**Stored rows**
..........
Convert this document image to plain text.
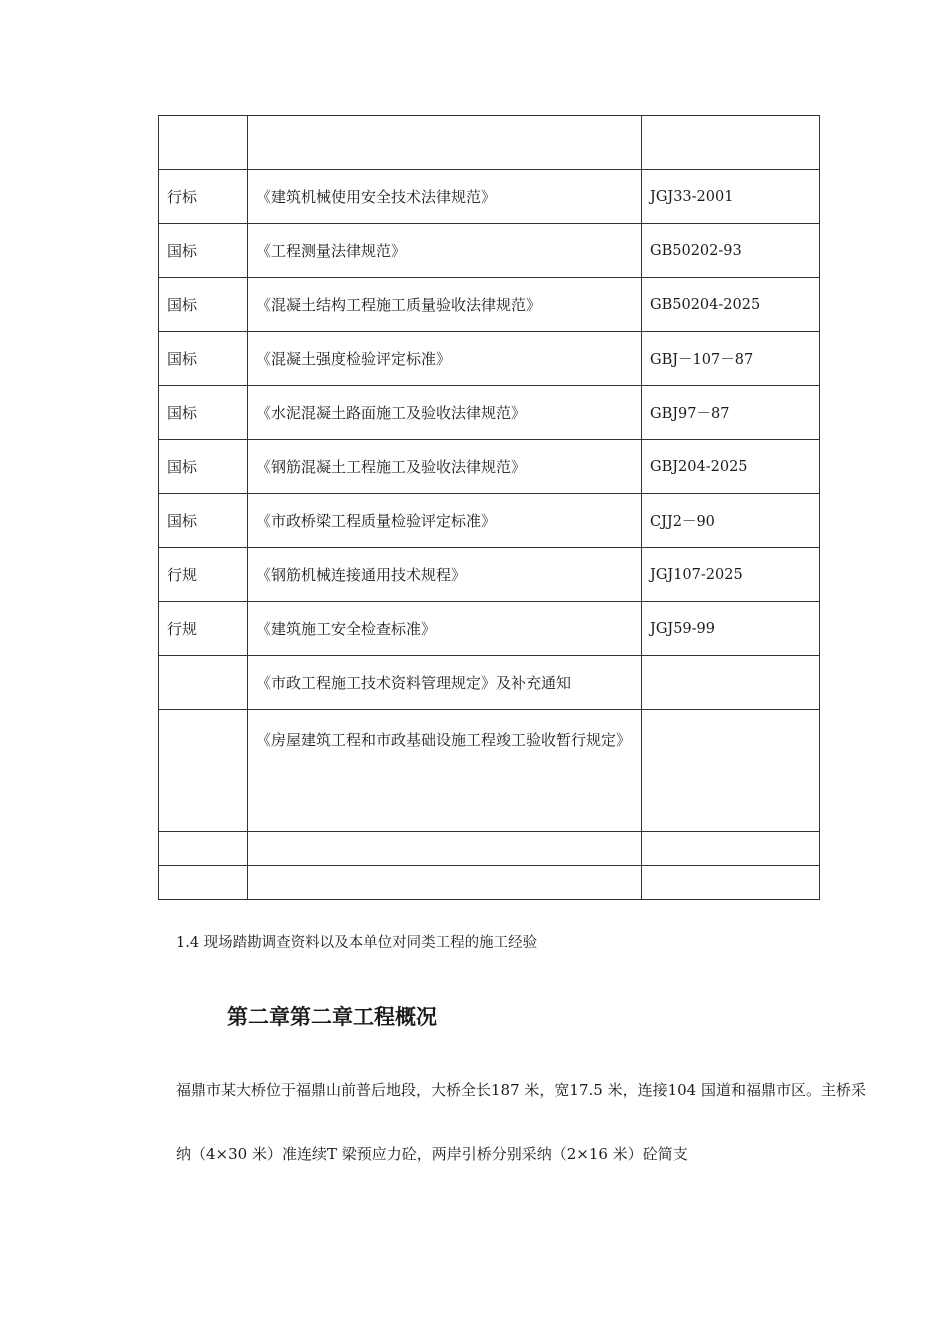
行标	《建筑机械使用安全技术法律规范》	JGJ33-2001
国标	《工程测量法律规范》	GB50202-93
国标	《混凝土结构工程施工质量验收法律规范》	GB50204-2025
国标	《混凝土强度检验评定标准》	GBJ－107－87
国标	《水泥混凝土路面施工及验收法律规范》	GBJ97－87
国标	《钢筋混凝土工程施工及验收法律规范》	GBJ204-2025
国标	《市政桥梁工程质量检验评定标准》	CJJ2－90
行规	《钢筋机械连接通用技术规程》	JGJ107-2025
行规	《建筑施工安全检查标准》	JGJ59-99
	《市政工程施工技术资料管理规定》及补充通知	
	《房屋建筑工程和市政基础设施工程竣工验收暂行规定》	

1.4 现场踏勘调查资料以及本单位对同类工程的施工经验
第二章第二章工程概况
福鼎市某大桥位于福鼎山前普后地段，大桥全长187 米，宽17.5 米，连接104 国道和福鼎市区。主桥采纳（4×30 米）准连续T 梁预应力砼，两岸引桥分别采纳（2×16 米）砼简支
..........
**Given request**
Transcribe the listing in full and omit the pictures.

**Written answer**
Convert this document image to plain text.
行标	《建筑机械使用安全技术法律规范》	JGJ33-2001
国标	《工程测量法律规范》	GB50202-93
国标	《混凝土结构工程施工质量验收法律规范》	GB50204-2025
国标	《混凝土强度检验评定标准》	GBJ－107－87
国标	《水泥混凝土路面施工及验收法律规范》	GBJ97－87
国标	《钢筋混凝土工程施工及验收法律规范》	GBJ204-2025
国标	《市政桥梁工程质量检验评定标准》	CJJ2－90
行规	《钢筋机械连接通用技术规程》	JGJ107-2025
行规	《建筑施工安全检查标准》	JGJ59-99
	《市政工程施工技术资料管理规定》及补充通知	
	《房屋建筑工程和市政基础设施工程竣工验收暂行规定》	

1.4 现场踏勘调查资料以及本单位对同类工程的施工经验
第二章第二章工程概况
福鼎市某大桥位于福鼎山前普后地段，大桥全长187 米，宽17.5 米，连接104 国道和福鼎市区。主桥采纳（4×30 米）准连续T 梁预应力砼，两岸引桥分别采纳（2×16 米）砼简支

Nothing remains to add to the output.